WHAT THE TASK ASKS:
Print every entry, word for word, and skip the images.
━━━━━ LISTING ━━━━━
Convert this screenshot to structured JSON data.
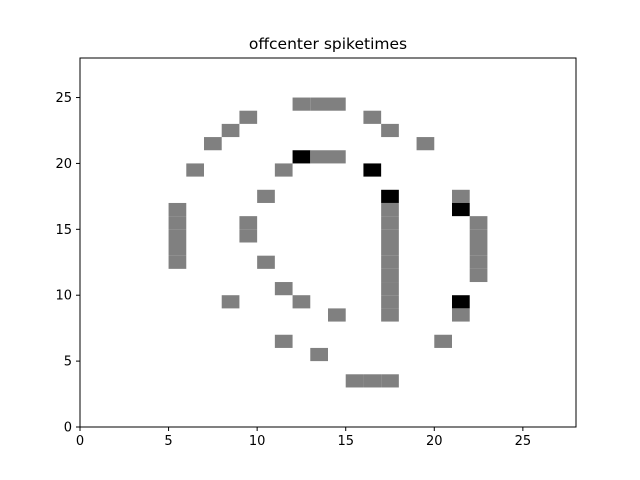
{
  "chart_data": {
    "type": "heatmap",
    "title": "offcenter spiketimes",
    "xlabel": "",
    "ylabel": "",
    "xlim": [
      0,
      28
    ],
    "ylim": [
      0,
      28
    ],
    "xticks": [
      0,
      5,
      10,
      15,
      20,
      25
    ],
    "yticks": [
      0,
      5,
      10,
      15,
      20,
      25
    ],
    "grid": false,
    "cell_colors": {
      "gray": "#808080",
      "black": "#000000"
    },
    "cells": [
      {
        "x": 12,
        "y": 24,
        "value": "gray"
      },
      {
        "x": 13,
        "y": 24,
        "value": "gray"
      },
      {
        "x": 14,
        "y": 24,
        "value": "gray"
      },
      {
        "x": 9,
        "y": 23,
        "value": "gray"
      },
      {
        "x": 16,
        "y": 23,
        "value": "gray"
      },
      {
        "x": 8,
        "y": 22,
        "value": "gray"
      },
      {
        "x": 17,
        "y": 22,
        "value": "gray"
      },
      {
        "x": 7,
        "y": 21,
        "value": "gray"
      },
      {
        "x": 19,
        "y": 21,
        "value": "gray"
      },
      {
        "x": 12,
        "y": 20,
        "value": "black"
      },
      {
        "x": 13,
        "y": 20,
        "value": "gray"
      },
      {
        "x": 14,
        "y": 20,
        "value": "gray"
      },
      {
        "x": 6,
        "y": 19,
        "value": "gray"
      },
      {
        "x": 11,
        "y": 19,
        "value": "gray"
      },
      {
        "x": 16,
        "y": 19,
        "value": "black"
      },
      {
        "x": 10,
        "y": 17,
        "value": "gray"
      },
      {
        "x": 17,
        "y": 17,
        "value": "black"
      },
      {
        "x": 21,
        "y": 17,
        "value": "gray"
      },
      {
        "x": 5,
        "y": 16,
        "value": "gray"
      },
      {
        "x": 17,
        "y": 16,
        "value": "gray"
      },
      {
        "x": 21,
        "y": 16,
        "value": "black"
      },
      {
        "x": 5,
        "y": 15,
        "value": "gray"
      },
      {
        "x": 9,
        "y": 15,
        "value": "gray"
      },
      {
        "x": 17,
        "y": 15,
        "value": "gray"
      },
      {
        "x": 22,
        "y": 15,
        "value": "gray"
      },
      {
        "x": 5,
        "y": 14,
        "value": "gray"
      },
      {
        "x": 9,
        "y": 14,
        "value": "gray"
      },
      {
        "x": 17,
        "y": 14,
        "value": "gray"
      },
      {
        "x": 22,
        "y": 14,
        "value": "gray"
      },
      {
        "x": 5,
        "y": 13,
        "value": "gray"
      },
      {
        "x": 17,
        "y": 13,
        "value": "gray"
      },
      {
        "x": 22,
        "y": 13,
        "value": "gray"
      },
      {
        "x": 5,
        "y": 12,
        "value": "gray"
      },
      {
        "x": 10,
        "y": 12,
        "value": "gray"
      },
      {
        "x": 17,
        "y": 12,
        "value": "gray"
      },
      {
        "x": 22,
        "y": 12,
        "value": "gray"
      },
      {
        "x": 17,
        "y": 11,
        "value": "gray"
      },
      {
        "x": 22,
        "y": 11,
        "value": "gray"
      },
      {
        "x": 11,
        "y": 10,
        "value": "gray"
      },
      {
        "x": 17,
        "y": 10,
        "value": "gray"
      },
      {
        "x": 8,
        "y": 9,
        "value": "gray"
      },
      {
        "x": 12,
        "y": 9,
        "value": "gray"
      },
      {
        "x": 17,
        "y": 9,
        "value": "gray"
      },
      {
        "x": 21,
        "y": 9,
        "value": "black"
      },
      {
        "x": 14,
        "y": 8,
        "value": "gray"
      },
      {
        "x": 17,
        "y": 8,
        "value": "gray"
      },
      {
        "x": 21,
        "y": 8,
        "value": "gray"
      },
      {
        "x": 11,
        "y": 6,
        "value": "gray"
      },
      {
        "x": 20,
        "y": 6,
        "value": "gray"
      },
      {
        "x": 13,
        "y": 5,
        "value": "gray"
      },
      {
        "x": 15,
        "y": 3,
        "value": "gray"
      },
      {
        "x": 16,
        "y": 3,
        "value": "gray"
      },
      {
        "x": 17,
        "y": 3,
        "value": "gray"
      }
    ]
  }
}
━━━━━
SOLUTION TO THIS PROBLEM:
Convert this screenshot to structured JSON data.
{
  "chart_data": {
    "type": "heatmap",
    "title": "offcenter spiketimes",
    "xlabel": "",
    "ylabel": "",
    "xlim": [
      0,
      28
    ],
    "ylim": [
      0,
      28
    ],
    "xticks": [
      0,
      5,
      10,
      15,
      20,
      25
    ],
    "yticks": [
      0,
      5,
      10,
      15,
      20,
      25
    ],
    "grid": false,
    "cell_colors": {
      "gray": "#808080",
      "black": "#000000"
    },
    "cells": [
      {
        "x": 12,
        "y": 24,
        "value": "gray"
      },
      {
        "x": 13,
        "y": 24,
        "value": "gray"
      },
      {
        "x": 14,
        "y": 24,
        "value": "gray"
      },
      {
        "x": 9,
        "y": 23,
        "value": "gray"
      },
      {
        "x": 16,
        "y": 23,
        "value": "gray"
      },
      {
        "x": 8,
        "y": 22,
        "value": "gray"
      },
      {
        "x": 17,
        "y": 22,
        "value": "gray"
      },
      {
        "x": 7,
        "y": 21,
        "value": "gray"
      },
      {
        "x": 19,
        "y": 21,
        "value": "gray"
      },
      {
        "x": 12,
        "y": 20,
        "value": "black"
      },
      {
        "x": 13,
        "y": 20,
        "value": "gray"
      },
      {
        "x": 14,
        "y": 20,
        "value": "gray"
      },
      {
        "x": 6,
        "y": 19,
        "value": "gray"
      },
      {
        "x": 11,
        "y": 19,
        "value": "gray"
      },
      {
        "x": 16,
        "y": 19,
        "value": "black"
      },
      {
        "x": 10,
        "y": 17,
        "value": "gray"
      },
      {
        "x": 17,
        "y": 17,
        "value": "black"
      },
      {
        "x": 21,
        "y": 17,
        "value": "gray"
      },
      {
        "x": 5,
        "y": 16,
        "value": "gray"
      },
      {
        "x": 17,
        "y": 16,
        "value": "gray"
      },
      {
        "x": 21,
        "y": 16,
        "value": "black"
      },
      {
        "x": 5,
        "y": 15,
        "value": "gray"
      },
      {
        "x": 9,
        "y": 15,
        "value": "gray"
      },
      {
        "x": 17,
        "y": 15,
        "value": "gray"
      },
      {
        "x": 22,
        "y": 15,
        "value": "gray"
      },
      {
        "x": 5,
        "y": 14,
        "value": "gray"
      },
      {
        "x": 9,
        "y": 14,
        "value": "gray"
      },
      {
        "x": 17,
        "y": 14,
        "value": "gray"
      },
      {
        "x": 22,
        "y": 14,
        "value": "gray"
      },
      {
        "x": 5,
        "y": 13,
        "value": "gray"
      },
      {
        "x": 17,
        "y": 13,
        "value": "gray"
      },
      {
        "x": 22,
        "y": 13,
        "value": "gray"
      },
      {
        "x": 5,
        "y": 12,
        "value": "gray"
      },
      {
        "x": 10,
        "y": 12,
        "value": "gray"
      },
      {
        "x": 17,
        "y": 12,
        "value": "gray"
      },
      {
        "x": 22,
        "y": 12,
        "value": "gray"
      },
      {
        "x": 17,
        "y": 11,
        "value": "gray"
      },
      {
        "x": 22,
        "y": 11,
        "value": "gray"
      },
      {
        "x": 11,
        "y": 10,
        "value": "gray"
      },
      {
        "x": 17,
        "y": 10,
        "value": "gray"
      },
      {
        "x": 8,
        "y": 9,
        "value": "gray"
      },
      {
        "x": 12,
        "y": 9,
        "value": "gray"
      },
      {
        "x": 17,
        "y": 9,
        "value": "gray"
      },
      {
        "x": 21,
        "y": 9,
        "value": "black"
      },
      {
        "x": 14,
        "y": 8,
        "value": "gray"
      },
      {
        "x": 17,
        "y": 8,
        "value": "gray"
      },
      {
        "x": 21,
        "y": 8,
        "value": "gray"
      },
      {
        "x": 11,
        "y": 6,
        "value": "gray"
      },
      {
        "x": 20,
        "y": 6,
        "value": "gray"
      },
      {
        "x": 13,
        "y": 5,
        "value": "gray"
      },
      {
        "x": 15,
        "y": 3,
        "value": "gray"
      },
      {
        "x": 16,
        "y": 3,
        "value": "gray"
      },
      {
        "x": 17,
        "y": 3,
        "value": "gray"
      }
    ]
  }
}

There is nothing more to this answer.